Work instructions: Leave out the pictures and copy the remaining records exactly.
━━━ Source material ━━━
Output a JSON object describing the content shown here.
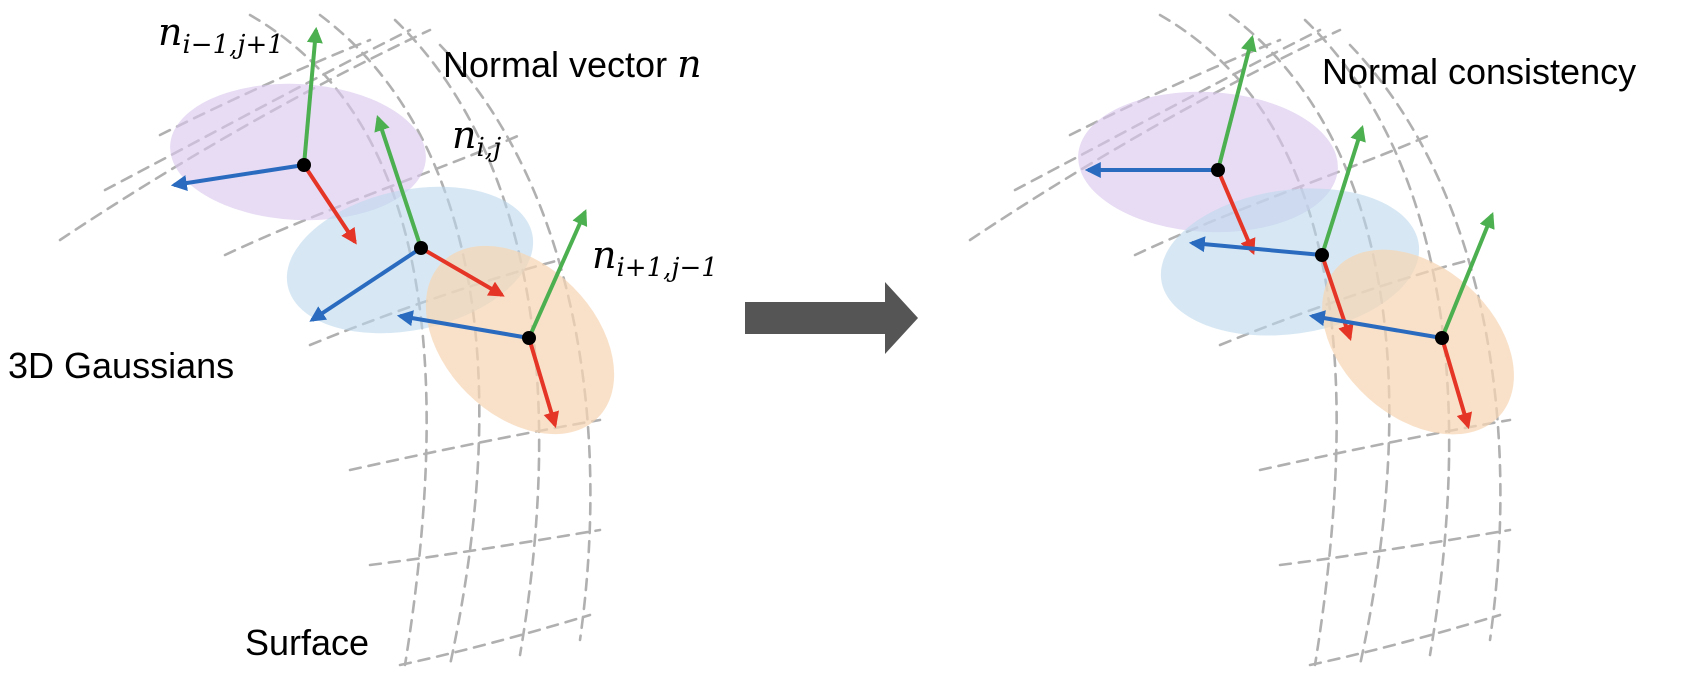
{
  "left_panel": {
    "title_prefix": "Normal vector",
    "title_var": "n",
    "label_gaussians": "3D Gaussians",
    "label_surface": "Surface",
    "normal_labels": [
      {
        "base": "n",
        "sub": "i−1,j+1"
      },
      {
        "base": "n",
        "sub": "i,j"
      },
      {
        "base": "n",
        "sub": "i+1,j−1"
      }
    ]
  },
  "right_panel": {
    "title": "Normal consistency"
  },
  "colors": {
    "normal_vector": "#4caf50",
    "tangent_red": "#e53526",
    "tangent_blue": "#2a6bbf",
    "gaussian_purple": "#d8c6ee",
    "gaussian_blue": "#bcd8ec",
    "gaussian_orange": "#f6d5b4",
    "mesh": "#b0b0b0",
    "arrow": "#555555"
  }
}
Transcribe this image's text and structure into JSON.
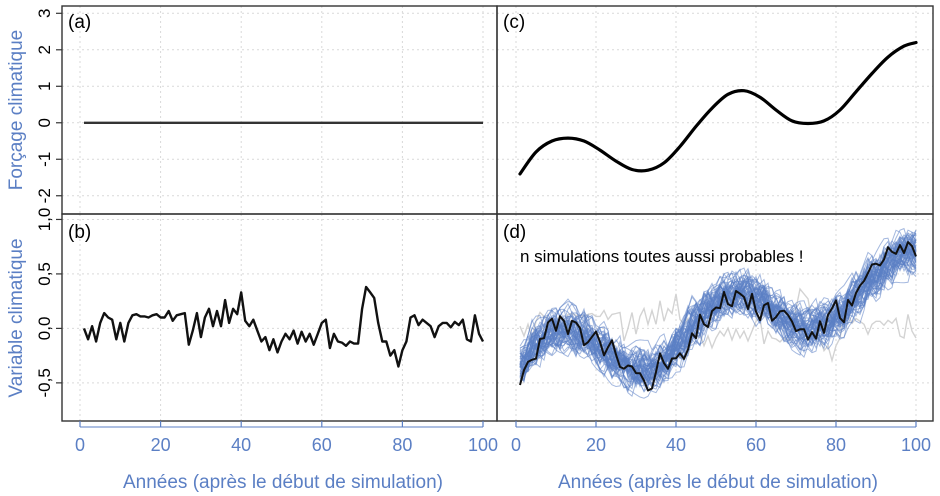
━━━
Answer:
Output a JSON object describing the content shown here.
{
  "left_panel": {
    "title_prefix": "Normal vector",
    "title_var": "n",
    "label_gaussians": "3D Gaussians",
    "label_surface": "Surface",
    "normal_labels": [
      {
        "base": "n",
        "sub": "i−1,j+1"
      },
      {
        "base": "n",
        "sub": "i,j"
      },
      {
        "base": "n",
        "sub": "i+1,j−1"
      }
    ]
  },
  "right_panel": {
    "title": "Normal consistency"
  },
  "colors": {
    "normal_vector": "#4caf50",
    "tangent_red": "#e53526",
    "tangent_blue": "#2a6bbf",
    "gaussian_purple": "#d8c6ee",
    "gaussian_blue": "#bcd8ec",
    "gaussian_orange": "#f6d5b4",
    "mesh": "#b0b0b0",
    "arrow": "#555555"
  }
}
Transcribe this image's text and structure into JSON.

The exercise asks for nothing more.